Stored rows:
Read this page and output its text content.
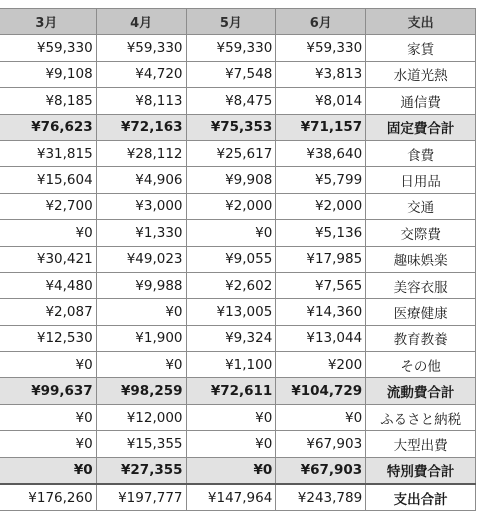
3月	4月	5月	6月	支出
¥59,330	¥59,330	¥59,330	¥59,330	家賃
¥9,108	¥4,720	¥7,548	¥3,813	水道光熱
¥8,185	¥8,113	¥8,475	¥8,014	通信費
¥76,623	¥72,163	¥75,353	¥71,157	固定費合計
¥31,815	¥28,112	¥25,617	¥38,640	食費
¥15,604	¥4,906	¥9,908	¥5,799	日用品
¥2,700	¥3,000	¥2,000	¥2,000	交通
¥0	¥1,330	¥0	¥5,136	交際費
¥30,421	¥49,023	¥9,055	¥17,985	趣味娯楽
¥4,480	¥9,988	¥2,602	¥7,565	美容衣服
¥2,087	¥0	¥13,005	¥14,360	医療健康
¥12,530	¥1,900	¥9,324	¥13,044	教育教養
¥0	¥0	¥1,100	¥200	その他
¥99,637	¥98,259	¥72,611	¥104,729	流動費合計
¥0	¥12,000	¥0	¥0	ふるさと納税
¥0	¥15,355	¥0	¥67,903	大型出費
¥0	¥27,355	¥0	¥67,903	特別費合計
¥176,260	¥197,777	¥147,964	¥243,789	支出合計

Short exercise:
Without including the pictures, return each record above exactly as it stands.

Solution to the exercise:
Read this page and output its text content.
3月	4月	5月	6月	支出
¥59,330	¥59,330	¥59,330	¥59,330	家賃
¥9,108	¥4,720	¥7,548	¥3,813	水道光熱
¥8,185	¥8,113	¥8,475	¥8,014	通信費
¥76,623	¥72,163	¥75,353	¥71,157	固定費合計
¥31,815	¥28,112	¥25,617	¥38,640	食費
¥15,604	¥4,906	¥9,908	¥5,799	日用品
¥2,700	¥3,000	¥2,000	¥2,000	交通
¥0	¥1,330	¥0	¥5,136	交際費
¥30,421	¥49,023	¥9,055	¥17,985	趣味娯楽
¥4,480	¥9,988	¥2,602	¥7,565	美容衣服
¥2,087	¥0	¥13,005	¥14,360	医療健康
¥12,530	¥1,900	¥9,324	¥13,044	教育教養
¥0	¥0	¥1,100	¥200	その他
¥99,637	¥98,259	¥72,611	¥104,729	流動費合計
¥0	¥12,000	¥0	¥0	ふるさと納税
¥0	¥15,355	¥0	¥67,903	大型出費
¥0	¥27,355	¥0	¥67,903	特別費合計
¥176,260	¥197,777	¥147,964	¥243,789	支出合計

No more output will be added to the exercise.